-- START Entries supplied --
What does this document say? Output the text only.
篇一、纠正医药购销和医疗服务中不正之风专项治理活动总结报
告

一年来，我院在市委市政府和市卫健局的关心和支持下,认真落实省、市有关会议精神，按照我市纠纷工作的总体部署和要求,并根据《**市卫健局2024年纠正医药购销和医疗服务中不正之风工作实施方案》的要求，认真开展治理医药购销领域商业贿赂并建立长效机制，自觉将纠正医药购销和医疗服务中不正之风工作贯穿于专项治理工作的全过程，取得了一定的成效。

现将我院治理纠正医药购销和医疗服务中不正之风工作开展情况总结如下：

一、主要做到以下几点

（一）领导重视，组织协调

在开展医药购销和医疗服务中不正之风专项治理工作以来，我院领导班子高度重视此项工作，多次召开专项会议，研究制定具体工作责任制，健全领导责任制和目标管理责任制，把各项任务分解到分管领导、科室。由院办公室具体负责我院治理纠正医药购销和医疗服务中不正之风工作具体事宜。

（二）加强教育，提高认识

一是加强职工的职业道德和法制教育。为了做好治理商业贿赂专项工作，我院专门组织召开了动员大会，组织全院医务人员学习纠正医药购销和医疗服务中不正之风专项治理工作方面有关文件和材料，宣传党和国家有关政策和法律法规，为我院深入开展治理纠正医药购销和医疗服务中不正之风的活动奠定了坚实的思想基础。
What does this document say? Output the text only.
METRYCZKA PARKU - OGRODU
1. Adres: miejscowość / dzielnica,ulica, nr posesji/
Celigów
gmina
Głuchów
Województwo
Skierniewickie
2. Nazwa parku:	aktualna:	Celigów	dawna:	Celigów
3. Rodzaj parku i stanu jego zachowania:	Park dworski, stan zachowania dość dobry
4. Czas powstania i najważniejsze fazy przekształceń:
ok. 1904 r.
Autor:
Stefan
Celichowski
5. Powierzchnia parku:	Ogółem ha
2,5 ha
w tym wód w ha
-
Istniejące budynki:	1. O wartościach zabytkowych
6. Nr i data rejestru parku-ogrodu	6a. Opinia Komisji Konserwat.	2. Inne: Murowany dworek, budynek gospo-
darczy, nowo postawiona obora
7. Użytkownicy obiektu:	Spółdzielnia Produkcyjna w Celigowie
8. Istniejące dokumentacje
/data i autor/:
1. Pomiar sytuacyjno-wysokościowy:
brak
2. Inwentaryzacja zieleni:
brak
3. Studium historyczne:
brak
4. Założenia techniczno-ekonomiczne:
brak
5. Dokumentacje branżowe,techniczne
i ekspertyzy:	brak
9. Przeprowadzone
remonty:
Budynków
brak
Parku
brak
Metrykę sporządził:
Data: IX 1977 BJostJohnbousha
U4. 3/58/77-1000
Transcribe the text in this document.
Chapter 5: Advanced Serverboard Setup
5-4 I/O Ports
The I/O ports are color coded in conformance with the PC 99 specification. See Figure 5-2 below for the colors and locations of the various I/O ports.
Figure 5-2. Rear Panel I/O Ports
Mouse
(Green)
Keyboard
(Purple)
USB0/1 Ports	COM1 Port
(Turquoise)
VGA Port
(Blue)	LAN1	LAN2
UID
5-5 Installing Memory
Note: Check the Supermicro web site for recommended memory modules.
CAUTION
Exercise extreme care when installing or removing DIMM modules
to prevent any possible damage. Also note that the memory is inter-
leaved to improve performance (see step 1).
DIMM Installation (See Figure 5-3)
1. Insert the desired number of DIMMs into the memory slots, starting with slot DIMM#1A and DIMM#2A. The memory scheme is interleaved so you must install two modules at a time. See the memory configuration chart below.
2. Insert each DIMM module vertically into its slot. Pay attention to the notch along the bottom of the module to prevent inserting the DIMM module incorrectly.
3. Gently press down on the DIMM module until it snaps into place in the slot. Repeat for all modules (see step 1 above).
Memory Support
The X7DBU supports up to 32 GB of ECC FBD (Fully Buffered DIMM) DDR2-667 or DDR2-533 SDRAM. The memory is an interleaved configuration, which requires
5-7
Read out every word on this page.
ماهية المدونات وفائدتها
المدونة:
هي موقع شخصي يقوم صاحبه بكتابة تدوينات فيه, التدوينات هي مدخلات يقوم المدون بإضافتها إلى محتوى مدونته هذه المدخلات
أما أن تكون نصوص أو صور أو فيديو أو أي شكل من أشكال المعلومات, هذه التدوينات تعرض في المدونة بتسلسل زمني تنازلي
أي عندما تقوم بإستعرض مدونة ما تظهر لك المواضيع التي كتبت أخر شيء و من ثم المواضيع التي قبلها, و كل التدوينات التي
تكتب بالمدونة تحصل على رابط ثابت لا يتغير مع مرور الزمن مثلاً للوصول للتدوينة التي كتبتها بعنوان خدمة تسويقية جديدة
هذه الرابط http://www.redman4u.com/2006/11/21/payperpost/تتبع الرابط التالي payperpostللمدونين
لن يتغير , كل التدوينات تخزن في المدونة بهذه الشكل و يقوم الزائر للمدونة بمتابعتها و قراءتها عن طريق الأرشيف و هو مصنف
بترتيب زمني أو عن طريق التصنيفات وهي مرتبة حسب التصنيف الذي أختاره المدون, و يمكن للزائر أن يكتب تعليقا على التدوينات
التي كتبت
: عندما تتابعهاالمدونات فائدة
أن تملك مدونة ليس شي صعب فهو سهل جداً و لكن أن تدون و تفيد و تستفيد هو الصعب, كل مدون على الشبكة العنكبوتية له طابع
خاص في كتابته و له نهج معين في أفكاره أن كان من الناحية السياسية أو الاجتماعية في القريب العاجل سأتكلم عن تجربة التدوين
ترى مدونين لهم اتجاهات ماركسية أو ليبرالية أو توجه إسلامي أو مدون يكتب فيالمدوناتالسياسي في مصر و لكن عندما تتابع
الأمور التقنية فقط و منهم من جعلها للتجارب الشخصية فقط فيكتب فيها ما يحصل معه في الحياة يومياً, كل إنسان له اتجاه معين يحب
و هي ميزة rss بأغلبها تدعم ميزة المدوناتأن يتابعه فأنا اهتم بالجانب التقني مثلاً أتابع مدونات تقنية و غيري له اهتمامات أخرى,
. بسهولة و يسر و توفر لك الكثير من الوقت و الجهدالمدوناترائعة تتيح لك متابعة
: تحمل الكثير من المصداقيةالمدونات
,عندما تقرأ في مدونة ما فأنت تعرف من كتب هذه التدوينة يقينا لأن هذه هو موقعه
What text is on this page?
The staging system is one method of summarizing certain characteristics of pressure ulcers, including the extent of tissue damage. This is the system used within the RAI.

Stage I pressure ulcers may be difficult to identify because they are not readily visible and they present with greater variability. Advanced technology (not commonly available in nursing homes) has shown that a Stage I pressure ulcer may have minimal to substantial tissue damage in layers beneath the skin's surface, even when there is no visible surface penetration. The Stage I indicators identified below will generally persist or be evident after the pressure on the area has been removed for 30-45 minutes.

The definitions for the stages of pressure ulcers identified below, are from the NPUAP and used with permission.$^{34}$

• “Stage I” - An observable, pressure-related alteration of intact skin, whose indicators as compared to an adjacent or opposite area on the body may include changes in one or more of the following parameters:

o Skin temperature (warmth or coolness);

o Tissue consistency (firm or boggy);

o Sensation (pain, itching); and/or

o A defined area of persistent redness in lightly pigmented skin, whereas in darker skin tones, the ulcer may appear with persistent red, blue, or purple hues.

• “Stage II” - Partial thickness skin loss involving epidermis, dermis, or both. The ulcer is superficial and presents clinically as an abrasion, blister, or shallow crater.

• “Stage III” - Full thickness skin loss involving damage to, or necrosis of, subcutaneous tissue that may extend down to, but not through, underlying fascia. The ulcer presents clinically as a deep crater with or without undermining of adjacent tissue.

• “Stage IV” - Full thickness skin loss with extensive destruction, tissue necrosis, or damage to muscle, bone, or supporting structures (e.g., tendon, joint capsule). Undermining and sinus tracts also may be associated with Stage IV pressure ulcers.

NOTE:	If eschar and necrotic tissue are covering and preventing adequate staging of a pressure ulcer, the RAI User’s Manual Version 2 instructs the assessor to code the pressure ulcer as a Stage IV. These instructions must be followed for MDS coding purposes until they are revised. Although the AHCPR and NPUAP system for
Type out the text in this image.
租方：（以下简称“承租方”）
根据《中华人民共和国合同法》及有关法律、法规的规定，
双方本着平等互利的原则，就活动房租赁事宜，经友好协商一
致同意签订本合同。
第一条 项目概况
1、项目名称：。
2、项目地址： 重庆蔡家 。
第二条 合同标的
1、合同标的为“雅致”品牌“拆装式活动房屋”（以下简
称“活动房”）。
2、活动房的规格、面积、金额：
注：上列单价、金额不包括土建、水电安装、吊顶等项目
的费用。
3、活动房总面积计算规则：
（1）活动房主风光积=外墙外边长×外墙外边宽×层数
-- END Entries supplied --
-- Prompt --
Search the data for "down" and list every line in which it occurs.

-- Answer --
3. Gently press down on the DIMM module until it snaps into place in the slot. Repeat for all modules (see step 1 above).
• “Stage III” - Full thickness skin loss involving damage to, or necrosis of, subcutaneous tissue that may extend down to, but not through, underlying fascia. The ulcer presents clinically as a deep crater with or without undermining of adjacent tissue.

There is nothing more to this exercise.